Some records:
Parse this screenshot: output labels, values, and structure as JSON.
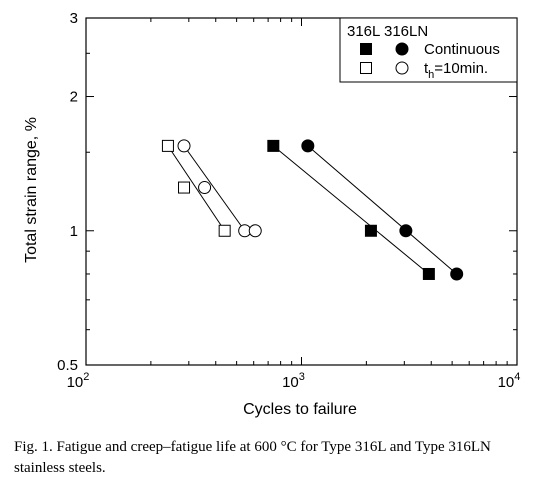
{
  "chart_data": {
    "type": "scatter",
    "xlabel": "Cycles to failure",
    "ylabel": "Total strain range, %",
    "x_scale": "log",
    "y_scale": "log",
    "xlim": [
      100,
      10000
    ],
    "ylim": [
      0.5,
      3
    ],
    "x_ticks": [
      {
        "value": 100,
        "base": "10",
        "exp": "2"
      },
      {
        "value": 1000,
        "base": "10",
        "exp": "3"
      },
      {
        "value": 10000,
        "base": "10",
        "exp": "4"
      }
    ],
    "y_ticks": [
      {
        "value": 0.5,
        "label": "0.5"
      },
      {
        "value": 1,
        "label": "1"
      },
      {
        "value": 2,
        "label": "2"
      },
      {
        "value": 3,
        "label": "3"
      }
    ],
    "legend": {
      "placement": "top-right",
      "header": "316L 316LN",
      "entries": [
        {
          "label": "Continuous",
          "base": "Continuous",
          "sub": ""
        },
        {
          "label": "th=10min.",
          "base": "t",
          "sub": "h",
          "rest": "=10min."
        }
      ]
    },
    "series": [
      {
        "material": "316L",
        "condition": "Continuous",
        "marker": "square",
        "filled": true,
        "points": [
          {
            "x": 740,
            "y": 1.55
          },
          {
            "x": 2100,
            "y": 1.0
          },
          {
            "x": 3900,
            "y": 0.8
          }
        ]
      },
      {
        "material": "316LN",
        "condition": "Continuous",
        "marker": "circle",
        "filled": true,
        "points": [
          {
            "x": 1070,
            "y": 1.55
          },
          {
            "x": 3050,
            "y": 1.0
          },
          {
            "x": 5250,
            "y": 0.8
          }
        ]
      },
      {
        "material": "316L",
        "condition": "th=10min.",
        "marker": "square",
        "filled": false,
        "points": [
          {
            "x": 240,
            "y": 1.55
          },
          {
            "x": 285,
            "y": 1.25
          },
          {
            "x": 440,
            "y": 1.0
          }
        ]
      },
      {
        "material": "316LN",
        "condition": "th=10min.",
        "marker": "circle",
        "filled": false,
        "points": [
          {
            "x": 285,
            "y": 1.55
          },
          {
            "x": 355,
            "y": 1.25
          },
          {
            "x": 545,
            "y": 1.0
          },
          {
            "x": 610,
            "y": 1.0
          }
        ]
      }
    ],
    "fit_lines": [
      {
        "from": {
          "x": 740,
          "y": 1.55
        },
        "to": {
          "x": 3900,
          "y": 0.8
        }
      },
      {
        "from": {
          "x": 1070,
          "y": 1.55
        },
        "to": {
          "x": 5250,
          "y": 0.8
        }
      },
      {
        "from": {
          "x": 240,
          "y": 1.55
        },
        "to": {
          "x": 440,
          "y": 1.0
        }
      },
      {
        "from": {
          "x": 285,
          "y": 1.55
        },
        "to": {
          "x": 545,
          "y": 1.0
        }
      }
    ]
  },
  "caption": "Fig. 1. Fatigue and creep–fatigue life at 600 °C for Type 316L and Type 316LN stainless steels."
}
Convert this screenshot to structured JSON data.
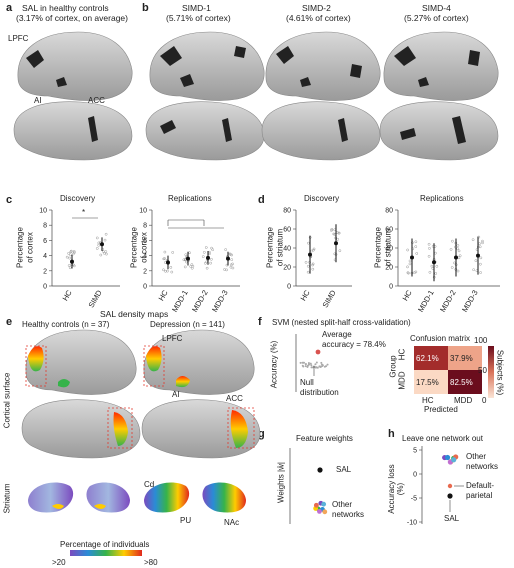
{
  "panel_labels": {
    "a": "a",
    "b": "b",
    "c": "c",
    "d": "d",
    "e": "e",
    "f": "f",
    "g": "g",
    "h": "h"
  },
  "a": {
    "title_line1": "SAL in healthy controls",
    "title_line2": "(3.17% of cortex, on average)",
    "label_lpfc": "LPFC",
    "label_ai": "AI",
    "label_acc": "ACC"
  },
  "b": {
    "subjects": [
      {
        "name": "SIMD-1",
        "pct": "(5.71% of cortex)"
      },
      {
        "name": "SIMD-2",
        "pct": "(4.61% of cortex)"
      },
      {
        "name": "SIMD-4",
        "pct": "(5.27% of cortex)"
      }
    ]
  },
  "c": {
    "title_discovery": "Discovery",
    "title_replications": "Replications",
    "ylabel_line1": "Percentage",
    "ylabel_line2": "of cortex",
    "star": "*"
  },
  "d": {
    "title_discovery": "Discovery",
    "title_replications": "Replications",
    "ylabel_line1": "Percentage",
    "ylabel_line2": "of striatum"
  },
  "e": {
    "title": "SAL density maps",
    "group_hc": "Healthy controls (n = 37)",
    "group_dep": "Depression (n = 141)",
    "row_cortical": "Cortical surface",
    "row_striatum": "Striatum",
    "label_lpfc": "LPFC",
    "label_ai": "AI",
    "label_acc": "ACC",
    "label_cd": "Cd",
    "label_pu": "PU",
    "label_nac": "NAc",
    "colorbar_title": "Percentage of individuals",
    "colorbar_min": ">20",
    "colorbar_max": ">80"
  },
  "f": {
    "title": "SVM (nested split-half cross-validation)",
    "ylabel": "Accuracy (%)",
    "annot_line1": "Average",
    "annot_line2": "accuracy = 78.4%",
    "null_line1": "Null",
    "null_line2": "distribution",
    "cm_title": "Confusion matrix",
    "cm_ylabel": "Group",
    "cm_xlabel": "Predicted",
    "cm_row_labels": [
      "HC",
      "MDD"
    ],
    "cm_col_labels": [
      "HC",
      "MDD"
    ],
    "cm_values": [
      "62.1%",
      "37.9%",
      "17.5%",
      "82.5%"
    ],
    "cbar_title": "Subjects (%)",
    "cbar_max": "100",
    "cbar_mid": "50",
    "cbar_min": "0",
    "accent": "#d9534f"
  },
  "g": {
    "title": "Feature weights",
    "ylabel": "Weights |ŵ|",
    "label_sal": "SAL",
    "label_other1": "Other",
    "label_other2": "networks"
  },
  "h": {
    "title": "Leave one network out",
    "ylabel": "Accuracy loss (%)",
    "label_other1": "Other",
    "label_other2": "networks",
    "label_dp1": "Default-",
    "label_dp2": "parietal",
    "label_sal": "SAL"
  },
  "chart_data": [
    {
      "type": "scatter",
      "title": "Discovery",
      "ylabel": "Percentage of cortex",
      "categories": [
        "HC",
        "SIMD"
      ],
      "ylim": [
        0,
        10
      ],
      "yticks": [
        0,
        2,
        4,
        6,
        8,
        10
      ],
      "means": [
        3.2,
        5.5
      ],
      "significance": "*"
    },
    {
      "type": "scatter",
      "title": "Replications",
      "ylabel": "Percentage of cortex",
      "categories": [
        "HC",
        "MDD-1",
        "MDD-2",
        "MDD-3"
      ],
      "ylim": [
        0,
        10
      ],
      "yticks": [
        0,
        2,
        4,
        6,
        8,
        10
      ],
      "means": [
        3.1,
        3.6,
        3.7,
        3.6
      ],
      "significance": "*"
    },
    {
      "type": "scatter",
      "title": "Discovery",
      "ylabel": "Percentage of striatum",
      "categories": [
        "HC",
        "SIMD"
      ],
      "ylim": [
        0,
        80
      ],
      "yticks": [
        0,
        20,
        40,
        60,
        80
      ],
      "means": [
        33,
        45
      ]
    },
    {
      "type": "scatter",
      "title": "Replications",
      "ylabel": "Percentage of striatum",
      "categories": [
        "HC",
        "MDD-1",
        "MDD-2",
        "MDD-3"
      ],
      "ylim": [
        0,
        80
      ],
      "yticks": [
        0,
        20,
        40,
        60,
        80
      ],
      "means": [
        30,
        25,
        30,
        32
      ]
    },
    {
      "type": "scatter",
      "title": "Leave one network out",
      "ylabel": "Accuracy loss (%)",
      "ylim": [
        -10,
        5
      ],
      "yticks": [
        5,
        0,
        -5,
        -10
      ],
      "points": [
        {
          "name": "Default-parietal",
          "value": -0.8
        },
        {
          "name": "SAL",
          "value": -2.4
        }
      ]
    }
  ]
}
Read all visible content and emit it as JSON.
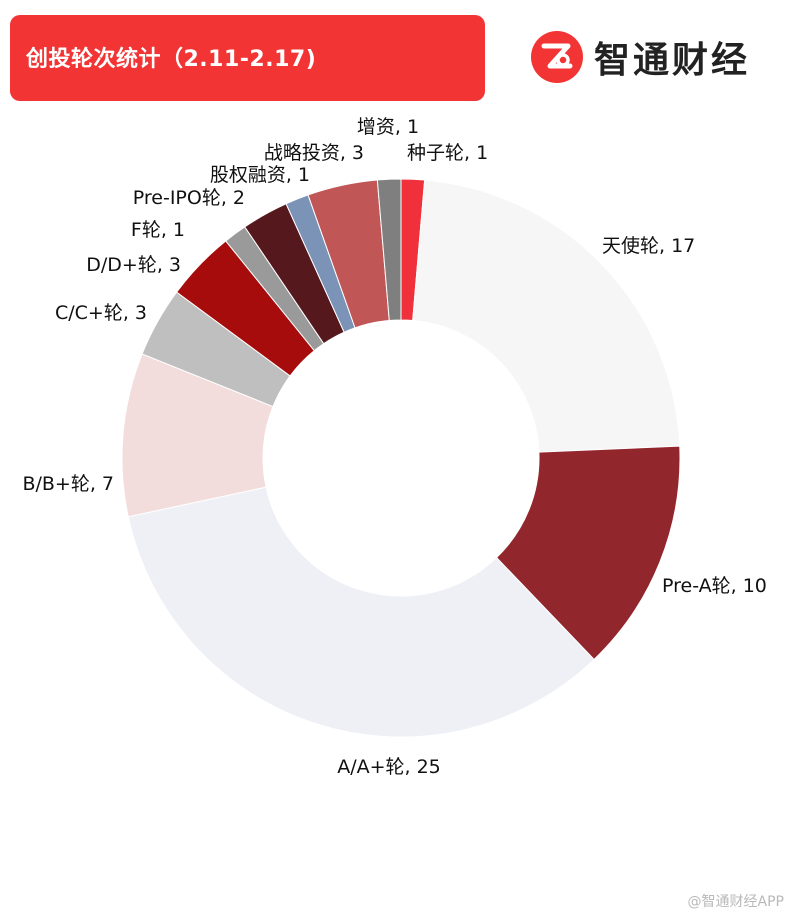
{
  "header": {
    "title": "创投轮次统计（2.11-2.17)",
    "brand_name": "智通财经",
    "brand_logo_icon": "zhitong-logo-icon",
    "brand_color": "#f23434"
  },
  "watermark": "@智通财经APP",
  "chart_data": {
    "type": "pie",
    "donut": true,
    "start": "12 o'clock",
    "direction": "clockwise",
    "title": "",
    "slices": [
      {
        "label": "种子轮, 1",
        "name": "种子轮",
        "value": 1,
        "color": "#f0303a"
      },
      {
        "label": "天使轮, 17",
        "name": "天使轮",
        "value": 17,
        "color": "#f6f6f6"
      },
      {
        "label": "Pre-A轮, 10",
        "name": "Pre-A轮",
        "value": 10,
        "color": "#92262d"
      },
      {
        "label": "A/A+轮, 25",
        "name": "A/A+轮",
        "value": 25,
        "color": "#eef0f6"
      },
      {
        "label": "B/B+轮, 7",
        "name": "B/B+轮",
        "value": 7,
        "color": "#f3dcdc"
      },
      {
        "label": "C/C+轮, 3",
        "name": "C/C+轮",
        "value": 3,
        "color": "#bfbfbf"
      },
      {
        "label": "D/D+轮, 3",
        "name": "D/D+轮",
        "value": 3,
        "color": "#a60c0c"
      },
      {
        "label": "F轮, 1",
        "name": "F轮",
        "value": 1,
        "color": "#9a9a9a"
      },
      {
        "label": "Pre-IPO轮, 2",
        "name": "Pre-IPO轮",
        "value": 2,
        "color": "#55181d"
      },
      {
        "label": "股权融资, 1",
        "name": "股权融资",
        "value": 1,
        "color": "#7b93b6"
      },
      {
        "label": "战略投资, 3",
        "name": "战略投资",
        "value": 3,
        "color": "#c05656"
      },
      {
        "label": "增资, 1",
        "name": "增资",
        "value": 1,
        "color": "#7f7f7f"
      }
    ]
  }
}
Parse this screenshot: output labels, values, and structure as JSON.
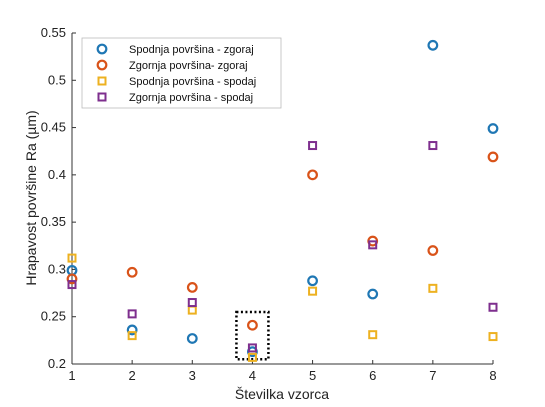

## AIM
Of the lines in this material, state how many hold the string "parietal". Write no other words.

## CORRECT RESULT
2